◆ **WORK INSTRUCTIONS**: Your task is to output all the records below, word for word.

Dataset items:
## START
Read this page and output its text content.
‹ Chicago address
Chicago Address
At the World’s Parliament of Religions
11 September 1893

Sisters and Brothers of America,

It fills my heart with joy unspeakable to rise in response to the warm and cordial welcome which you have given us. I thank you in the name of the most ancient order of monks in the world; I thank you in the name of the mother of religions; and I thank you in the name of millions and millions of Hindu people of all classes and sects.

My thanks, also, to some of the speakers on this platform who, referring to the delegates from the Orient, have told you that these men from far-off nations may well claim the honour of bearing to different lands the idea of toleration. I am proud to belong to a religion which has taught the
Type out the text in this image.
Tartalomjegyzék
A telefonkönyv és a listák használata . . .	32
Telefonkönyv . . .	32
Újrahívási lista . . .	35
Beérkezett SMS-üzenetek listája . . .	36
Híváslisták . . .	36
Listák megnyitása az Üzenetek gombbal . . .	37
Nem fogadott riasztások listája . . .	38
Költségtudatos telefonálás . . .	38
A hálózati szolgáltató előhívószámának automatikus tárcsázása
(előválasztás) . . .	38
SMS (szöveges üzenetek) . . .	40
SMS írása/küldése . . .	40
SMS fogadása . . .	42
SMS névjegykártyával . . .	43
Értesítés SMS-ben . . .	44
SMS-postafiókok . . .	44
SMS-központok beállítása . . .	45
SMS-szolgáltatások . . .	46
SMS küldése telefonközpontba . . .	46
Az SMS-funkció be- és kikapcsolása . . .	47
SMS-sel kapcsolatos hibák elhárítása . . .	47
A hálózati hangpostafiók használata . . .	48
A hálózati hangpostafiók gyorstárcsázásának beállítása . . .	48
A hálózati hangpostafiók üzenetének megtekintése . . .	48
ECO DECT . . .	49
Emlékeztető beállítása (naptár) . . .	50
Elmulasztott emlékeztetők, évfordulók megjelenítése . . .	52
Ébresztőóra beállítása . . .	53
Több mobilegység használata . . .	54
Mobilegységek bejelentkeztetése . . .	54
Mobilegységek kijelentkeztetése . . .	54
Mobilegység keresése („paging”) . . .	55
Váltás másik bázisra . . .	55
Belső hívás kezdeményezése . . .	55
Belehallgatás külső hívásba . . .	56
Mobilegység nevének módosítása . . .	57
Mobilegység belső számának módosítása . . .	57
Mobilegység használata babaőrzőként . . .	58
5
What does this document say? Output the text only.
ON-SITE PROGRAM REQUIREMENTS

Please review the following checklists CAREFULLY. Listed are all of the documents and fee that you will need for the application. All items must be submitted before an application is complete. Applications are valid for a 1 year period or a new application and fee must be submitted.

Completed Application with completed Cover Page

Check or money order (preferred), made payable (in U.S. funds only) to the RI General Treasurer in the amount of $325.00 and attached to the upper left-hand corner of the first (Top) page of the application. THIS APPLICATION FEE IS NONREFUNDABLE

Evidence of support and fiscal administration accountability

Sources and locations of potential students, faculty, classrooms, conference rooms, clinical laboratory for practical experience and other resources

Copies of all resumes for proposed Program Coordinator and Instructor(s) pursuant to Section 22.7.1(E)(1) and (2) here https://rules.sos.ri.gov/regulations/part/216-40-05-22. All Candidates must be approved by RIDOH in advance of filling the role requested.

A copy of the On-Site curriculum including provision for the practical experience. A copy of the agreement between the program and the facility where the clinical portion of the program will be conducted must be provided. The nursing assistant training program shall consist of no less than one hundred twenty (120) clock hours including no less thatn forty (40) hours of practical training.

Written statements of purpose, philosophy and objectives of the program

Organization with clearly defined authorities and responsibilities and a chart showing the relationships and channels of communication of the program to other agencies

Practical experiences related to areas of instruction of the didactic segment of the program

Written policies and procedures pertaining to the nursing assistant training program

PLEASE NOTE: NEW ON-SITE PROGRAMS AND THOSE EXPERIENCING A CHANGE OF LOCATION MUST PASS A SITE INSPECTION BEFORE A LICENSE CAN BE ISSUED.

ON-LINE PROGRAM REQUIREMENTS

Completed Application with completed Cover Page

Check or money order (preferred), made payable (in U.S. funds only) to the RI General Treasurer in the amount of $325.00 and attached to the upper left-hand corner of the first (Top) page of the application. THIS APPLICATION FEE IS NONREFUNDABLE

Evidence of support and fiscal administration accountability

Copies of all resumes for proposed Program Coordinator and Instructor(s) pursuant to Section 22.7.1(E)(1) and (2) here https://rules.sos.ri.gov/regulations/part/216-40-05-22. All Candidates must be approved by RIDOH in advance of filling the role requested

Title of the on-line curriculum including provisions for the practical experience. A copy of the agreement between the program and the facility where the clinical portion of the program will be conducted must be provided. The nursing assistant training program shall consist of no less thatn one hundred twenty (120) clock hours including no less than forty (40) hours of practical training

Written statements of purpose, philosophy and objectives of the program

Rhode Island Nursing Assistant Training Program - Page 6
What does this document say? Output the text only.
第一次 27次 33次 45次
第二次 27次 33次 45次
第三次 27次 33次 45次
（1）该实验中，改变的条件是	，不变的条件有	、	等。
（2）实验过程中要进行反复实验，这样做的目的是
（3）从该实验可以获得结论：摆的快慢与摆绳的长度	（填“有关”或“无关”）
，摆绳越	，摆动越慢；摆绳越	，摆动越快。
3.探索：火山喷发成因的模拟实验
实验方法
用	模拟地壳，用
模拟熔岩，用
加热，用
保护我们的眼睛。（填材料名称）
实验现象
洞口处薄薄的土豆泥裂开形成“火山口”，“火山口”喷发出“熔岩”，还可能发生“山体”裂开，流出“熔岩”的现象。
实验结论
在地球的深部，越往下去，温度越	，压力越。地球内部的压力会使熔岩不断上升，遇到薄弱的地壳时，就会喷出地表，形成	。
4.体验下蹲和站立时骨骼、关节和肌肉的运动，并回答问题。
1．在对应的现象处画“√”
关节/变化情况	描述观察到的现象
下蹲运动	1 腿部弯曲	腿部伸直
## END
◆ **FINAL RESULT**:
Read this page and output its text content.
‹ Chicago address
Chicago Address
At the World’s Parliament of Religions
11 September 1893

Sisters and Brothers of America,

It fills my heart with joy unspeakable to rise in response to the warm and cordial welcome which you have given us. I thank you in the name of the most ancient order of monks in the world; I thank you in the name of the mother of religions; and I thank you in the name of millions and millions of Hindu people of all classes and sects.

My thanks, also, to some of the speakers on this platform who, referring to the delegates from the Orient, have told you that these men from far-off nations may well claim the honour of bearing to different lands the idea of toleration. I am proud to belong to a religion which has taught the
Type out the text in this image.
Tartalomjegyzék
A telefonkönyv és a listák használata . . .	32
Telefonkönyv . . .	32
Újrahívási lista . . .	35
Beérkezett SMS-üzenetek listája . . .	36
Híváslisták . . .	36
Listák megnyitása az Üzenetek gombbal . . .	37
Nem fogadott riasztások listája . . .	38
Költségtudatos telefonálás . . .	38
A hálózati szolgáltató előhívószámának automatikus tárcsázása
(előválasztás) . . .	38
SMS (szöveges üzenetek) . . .	40
SMS írása/küldése . . .	40
SMS fogadása . . .	42
SMS névjegykártyával . . .	43
Értesítés SMS-ben . . .	44
SMS-postafiókok . . .	44
SMS-központok beállítása . . .	45
SMS-szolgáltatások . . .	46
SMS küldése telefonközpontba . . .	46
Az SMS-funkció be- és kikapcsolása . . .	47
SMS-sel kapcsolatos hibák elhárítása . . .	47
A hálózati hangpostafiók használata . . .	48
A hálózati hangpostafiók gyorstárcsázásának beállítása . . .	48
A hálózati hangpostafiók üzenetének megtekintése . . .	48
ECO DECT . . .	49
Emlékeztető beállítása (naptár) . . .	50
Elmulasztott emlékeztetők, évfordulók megjelenítése . . .	52
Ébresztőóra beállítása . . .	53
Több mobilegység használata . . .	54
Mobilegységek bejelentkeztetése . . .	54
Mobilegységek kijelentkeztetése . . .	54
Mobilegység keresése („paging”) . . .	55
Váltás másik bázisra . . .	55
Belső hívás kezdeményezése . . .	55
Belehallgatás külső hívásba . . .	56
Mobilegység nevének módosítása . . .	57
Mobilegység belső számának módosítása . . .	57
Mobilegység használata babaőrzőként . . .	58
5
What does this document say? Output the text only.
ON-SITE PROGRAM REQUIREMENTS

Please review the following checklists CAREFULLY. Listed are all of the documents and fee that you will need for the application. All items must be submitted before an application is complete. Applications are valid for a 1 year period or a new application and fee must be submitted.

Completed Application with completed Cover Page

Check or money order (preferred), made payable (in U.S. funds only) to the RI General Treasurer in the amount of $325.00 and attached to the upper left-hand corner of the first (Top) page of the application. THIS APPLICATION FEE IS NONREFUNDABLE

Evidence of support and fiscal administration accountability

Sources and locations of potential students, faculty, classrooms, conference rooms, clinical laboratory for practical experience and other resources

Copies of all resumes for proposed Program Coordinator and Instructor(s) pursuant to Section 22.7.1(E)(1) and (2) here https://rules.sos.ri.gov/regulations/part/216-40-05-22. All Candidates must be approved by RIDOH in advance of filling the role requested.

A copy of the On-Site curriculum including provision for the practical experience. A copy of the agreement between the program and the facility where the clinical portion of the program will be conducted must be provided. The nursing assistant training program shall consist of no less than one hundred twenty (120) clock hours including no less thatn forty (40) hours of practical training.

Written statements of purpose, philosophy and objectives of the program

Organization with clearly defined authorities and responsibilities and a chart showing the relationships and channels of communication of the program to other agencies

Practical experiences related to areas of instruction of the didactic segment of the program

Written policies and procedures pertaining to the nursing assistant training program

PLEASE NOTE: NEW ON-SITE PROGRAMS AND THOSE EXPERIENCING A CHANGE OF LOCATION MUST PASS A SITE INSPECTION BEFORE A LICENSE CAN BE ISSUED.

ON-LINE PROGRAM REQUIREMENTS

Completed Application with completed Cover Page

Check or money order (preferred), made payable (in U.S. funds only) to the RI General Treasurer in the amount of $325.00 and attached to the upper left-hand corner of the first (Top) page of the application. THIS APPLICATION FEE IS NONREFUNDABLE

Evidence of support and fiscal administration accountability

Copies of all resumes for proposed Program Coordinator and Instructor(s) pursuant to Section 22.7.1(E)(1) and (2) here https://rules.sos.ri.gov/regulations/part/216-40-05-22. All Candidates must be approved by RIDOH in advance of filling the role requested

Title of the on-line curriculum including provisions for the practical experience. A copy of the agreement between the program and the facility where the clinical portion of the program will be conducted must be provided. The nursing assistant training program shall consist of no less thatn one hundred twenty (120) clock hours including no less than forty (40) hours of practical training

Written statements of purpose, philosophy and objectives of the program

Rhode Island Nursing Assistant Training Program - Page 6
What does this document say? Output the text only.
第一次 27次 33次 45次
第二次 27次 33次 45次
第三次 27次 33次 45次
（1）该实验中，改变的条件是	，不变的条件有	、	等。
（2）实验过程中要进行反复实验，这样做的目的是
（3）从该实验可以获得结论：摆的快慢与摆绳的长度	（填“有关”或“无关”）
，摆绳越	，摆动越慢；摆绳越	，摆动越快。
3.探索：火山喷发成因的模拟实验
实验方法
用	模拟地壳，用
模拟熔岩，用
加热，用
保护我们的眼睛。（填材料名称）
实验现象
洞口处薄薄的土豆泥裂开形成“火山口”，“火山口”喷发出“熔岩”，还可能发生“山体”裂开，流出“熔岩”的现象。
实验结论
在地球的深部，越往下去，温度越	，压力越。地球内部的压力会使熔岩不断上升，遇到薄弱的地壳时，就会喷出地表，形成	。
4.体验下蹲和站立时骨骼、关节和肌肉的运动，并回答问题。
1．在对应的现象处画“√”
关节/变化情况	描述观察到的现象
下蹲运动	1 腿部弯曲	腿部伸直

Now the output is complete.